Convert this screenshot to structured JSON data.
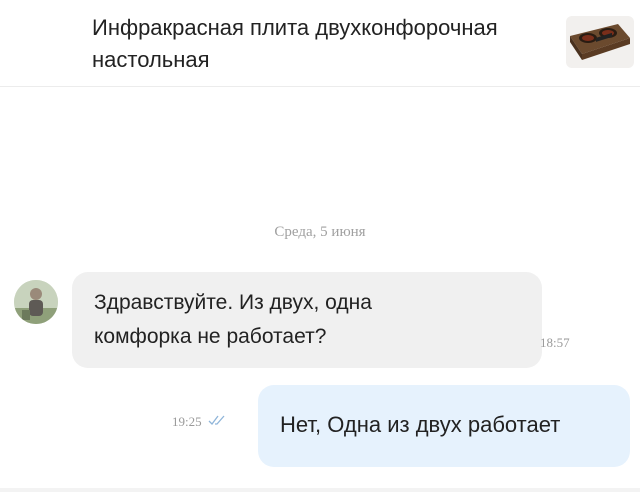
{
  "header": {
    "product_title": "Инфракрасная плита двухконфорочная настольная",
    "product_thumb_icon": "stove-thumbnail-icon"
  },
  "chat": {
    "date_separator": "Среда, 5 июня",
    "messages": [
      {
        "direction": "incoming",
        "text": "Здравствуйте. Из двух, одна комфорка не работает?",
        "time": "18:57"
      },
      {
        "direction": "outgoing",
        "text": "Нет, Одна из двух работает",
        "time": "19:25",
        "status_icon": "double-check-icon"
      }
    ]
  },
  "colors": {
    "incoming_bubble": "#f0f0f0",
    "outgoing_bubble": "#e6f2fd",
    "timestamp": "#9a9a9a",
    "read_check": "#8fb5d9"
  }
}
-=-=-
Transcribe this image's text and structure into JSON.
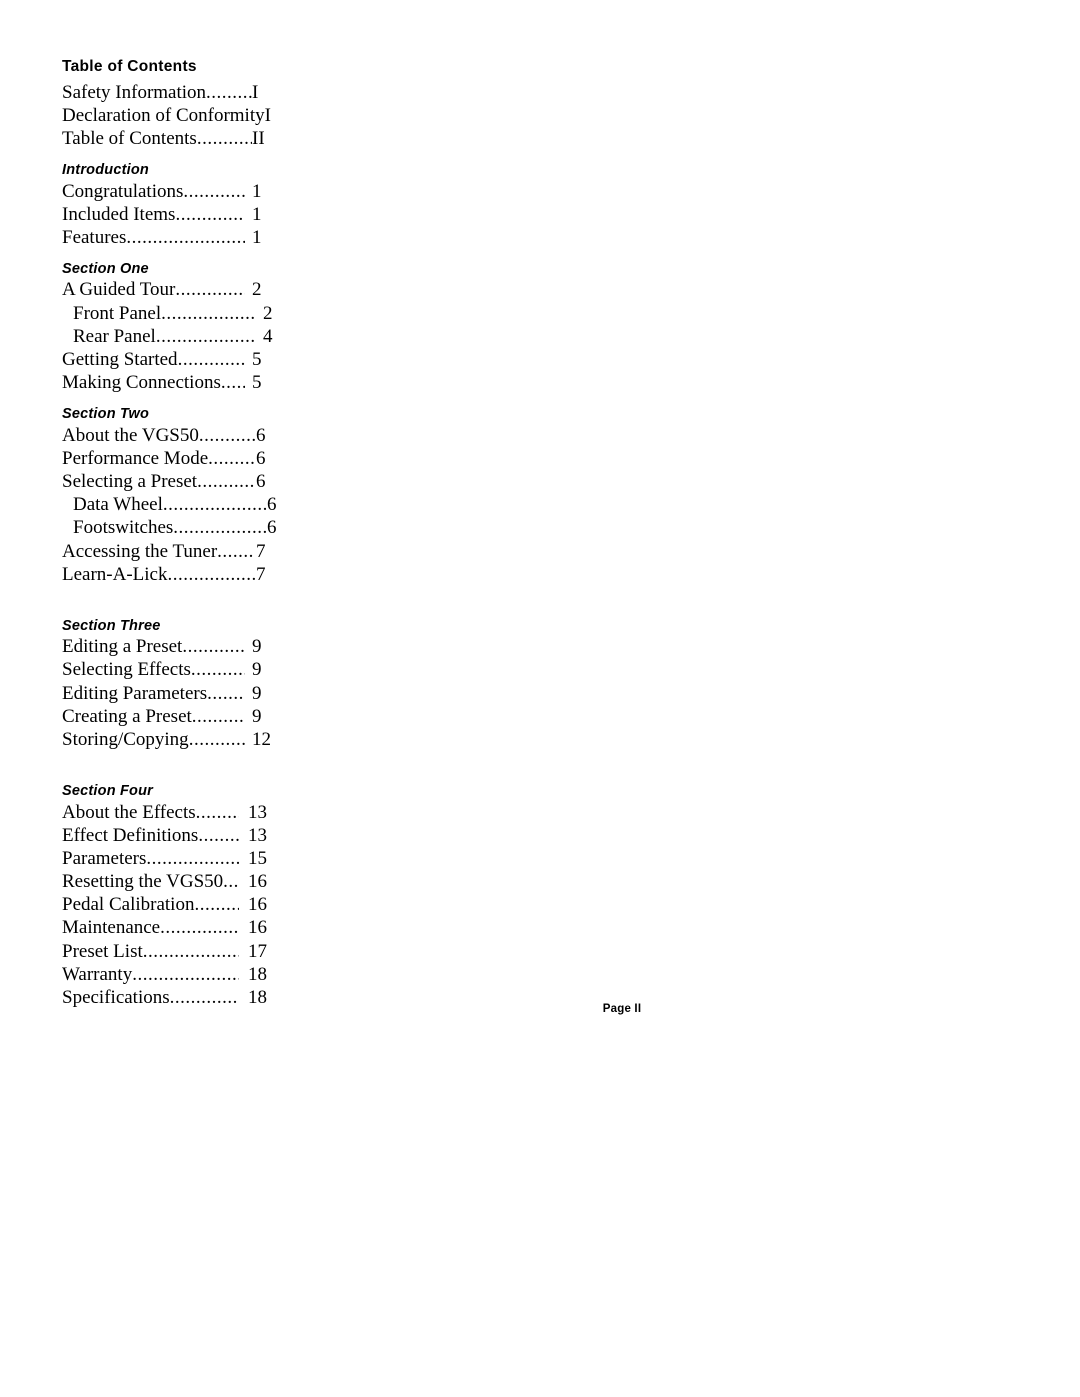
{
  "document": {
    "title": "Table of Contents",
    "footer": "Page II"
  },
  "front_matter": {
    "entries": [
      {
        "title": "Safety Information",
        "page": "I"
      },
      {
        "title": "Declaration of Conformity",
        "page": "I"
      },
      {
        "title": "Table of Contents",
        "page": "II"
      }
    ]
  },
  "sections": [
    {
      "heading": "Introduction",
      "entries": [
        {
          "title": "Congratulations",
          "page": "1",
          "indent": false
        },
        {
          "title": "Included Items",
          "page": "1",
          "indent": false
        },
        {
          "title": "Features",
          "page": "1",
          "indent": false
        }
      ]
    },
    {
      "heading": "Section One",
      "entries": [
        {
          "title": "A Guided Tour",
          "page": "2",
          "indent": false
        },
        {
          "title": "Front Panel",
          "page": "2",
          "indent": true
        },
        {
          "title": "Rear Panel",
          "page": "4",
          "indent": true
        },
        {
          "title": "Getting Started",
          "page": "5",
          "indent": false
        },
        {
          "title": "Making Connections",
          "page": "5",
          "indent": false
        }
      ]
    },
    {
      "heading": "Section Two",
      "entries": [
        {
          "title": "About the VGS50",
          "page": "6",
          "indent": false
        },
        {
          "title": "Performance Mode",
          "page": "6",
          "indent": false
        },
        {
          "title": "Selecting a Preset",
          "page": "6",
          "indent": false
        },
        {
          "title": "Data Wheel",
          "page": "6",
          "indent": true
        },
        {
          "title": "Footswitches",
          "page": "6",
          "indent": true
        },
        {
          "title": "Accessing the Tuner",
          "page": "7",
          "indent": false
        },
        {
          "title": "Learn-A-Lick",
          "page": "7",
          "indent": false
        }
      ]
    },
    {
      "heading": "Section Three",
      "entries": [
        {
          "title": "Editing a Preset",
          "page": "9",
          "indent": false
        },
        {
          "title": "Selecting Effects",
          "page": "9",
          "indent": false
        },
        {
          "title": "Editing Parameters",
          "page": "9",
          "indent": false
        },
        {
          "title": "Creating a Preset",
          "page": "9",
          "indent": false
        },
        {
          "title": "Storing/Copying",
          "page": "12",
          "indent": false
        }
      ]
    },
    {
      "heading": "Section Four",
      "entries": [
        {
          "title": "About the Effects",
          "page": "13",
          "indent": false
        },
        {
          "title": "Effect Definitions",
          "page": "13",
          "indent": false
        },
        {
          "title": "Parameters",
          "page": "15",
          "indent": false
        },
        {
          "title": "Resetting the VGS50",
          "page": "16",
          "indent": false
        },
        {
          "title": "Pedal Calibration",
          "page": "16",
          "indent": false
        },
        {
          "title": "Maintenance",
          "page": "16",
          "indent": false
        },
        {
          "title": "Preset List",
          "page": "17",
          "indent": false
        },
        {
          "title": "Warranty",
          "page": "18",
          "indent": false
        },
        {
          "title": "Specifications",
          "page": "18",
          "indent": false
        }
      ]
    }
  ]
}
-=-=-
■ **Required task**
Report how many lines of the records above contain the word "direction", and give only that number.

■ **Answer in full**
2